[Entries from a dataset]
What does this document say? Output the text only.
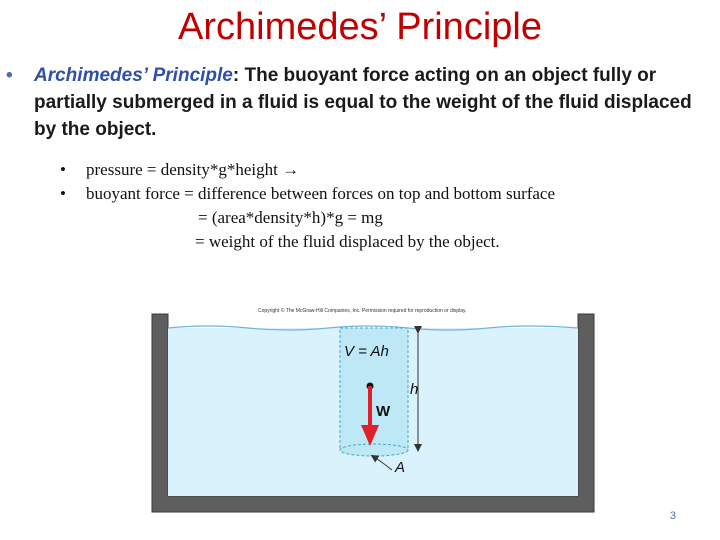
Archimedes’ Principle
• Archimedes’ Principle: The buoyant force acting on an object fully or partially submerged in a fluid is equal to the weight of the fluid displaced by the object.
• pressure = density*g*height →
• buoyant force = difference between forces on top and bottom surface
= (area*density*h)*g = mg
= weight of the fluid displaced by the object.
Copyright © The McGraw-Hill Companies, Inc. Permission required for reproduction or display.
V = Ah
W
h
A
3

- [Problem to solve]
Your copy of the data above should match it exactly, except that pictures are left out.

- [Solution to this problem]
What does this document say? Output the text only.
Archimedes’ Principle
• Archimedes’ Principle: The buoyant force acting on an object fully or partially submerged in a fluid is equal to the weight of the fluid displaced by the object.
• pressure = density*g*height →
• buoyant force = difference between forces on top and bottom surface
= (area*density*h)*g = mg
= weight of the fluid displaced by the object.
Copyright © The McGraw-Hill Companies, Inc. Permission required for reproduction or display.
V = Ah
W
h
A
3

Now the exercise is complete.